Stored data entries
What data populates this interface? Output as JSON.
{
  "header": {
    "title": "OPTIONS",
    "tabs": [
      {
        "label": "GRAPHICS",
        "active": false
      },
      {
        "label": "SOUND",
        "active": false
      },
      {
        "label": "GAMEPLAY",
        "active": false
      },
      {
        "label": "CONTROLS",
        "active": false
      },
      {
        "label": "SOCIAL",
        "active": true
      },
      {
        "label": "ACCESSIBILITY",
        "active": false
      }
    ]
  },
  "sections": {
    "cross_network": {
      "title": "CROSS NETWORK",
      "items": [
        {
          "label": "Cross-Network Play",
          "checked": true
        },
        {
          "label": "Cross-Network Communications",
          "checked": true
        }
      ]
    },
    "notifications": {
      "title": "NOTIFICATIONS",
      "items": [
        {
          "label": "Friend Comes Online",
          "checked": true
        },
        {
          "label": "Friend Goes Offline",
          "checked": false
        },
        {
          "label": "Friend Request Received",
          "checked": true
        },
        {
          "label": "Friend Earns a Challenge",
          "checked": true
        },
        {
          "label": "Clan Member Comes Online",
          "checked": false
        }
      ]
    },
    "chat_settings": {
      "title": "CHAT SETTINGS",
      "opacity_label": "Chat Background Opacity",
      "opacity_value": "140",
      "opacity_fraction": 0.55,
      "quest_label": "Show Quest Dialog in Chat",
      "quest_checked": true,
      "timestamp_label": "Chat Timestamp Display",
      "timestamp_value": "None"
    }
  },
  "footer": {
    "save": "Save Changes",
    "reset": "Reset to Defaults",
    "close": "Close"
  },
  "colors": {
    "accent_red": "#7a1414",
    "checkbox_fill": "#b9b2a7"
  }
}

What the exercise asks. Nothing should be changed: write out all of the data as is.

Response below.
What data populates this interface? Output as JSON.
{
  "header": {
    "title": "OPTIONS",
    "tabs": [
      {
        "label": "GRAPHICS",
        "active": false
      },
      {
        "label": "SOUND",
        "active": false
      },
      {
        "label": "GAMEPLAY",
        "active": false
      },
      {
        "label": "CONTROLS",
        "active": false
      },
      {
        "label": "SOCIAL",
        "active": true
      },
      {
        "label": "ACCESSIBILITY",
        "active": false
      }
    ]
  },
  "sections": {
    "cross_network": {
      "title": "CROSS NETWORK",
      "items": [
        {
          "label": "Cross-Network Play",
          "checked": true
        },
        {
          "label": "Cross-Network Communications",
          "checked": true
        }
      ]
    },
    "notifications": {
      "title": "NOTIFICATIONS",
      "items": [
        {
          "label": "Friend Comes Online",
          "checked": true
        },
        {
          "label": "Friend Goes Offline",
          "checked": false
        },
        {
          "label": "Friend Request Received",
          "checked": true
        },
        {
          "label": "Friend Earns a Challenge",
          "checked": true
        },
        {
          "label": "Clan Member Comes Online",
          "checked": false
        }
      ]
    },
    "chat_settings": {
      "title": "CHAT SETTINGS",
      "opacity_label": "Chat Background Opacity",
      "opacity_value": "140",
      "opacity_fraction": 0.55,
      "quest_label": "Show Quest Dialog in Chat",
      "quest_checked": true,
      "timestamp_label": "Chat Timestamp Display",
      "timestamp_value": "None"
    }
  },
  "footer": {
    "save": "Save Changes",
    "reset": "Reset to Defaults",
    "close": "Close"
  },
  "colors": {
    "accent_red": "#7a1414",
    "checkbox_fill": "#b9b2a7"
  }
}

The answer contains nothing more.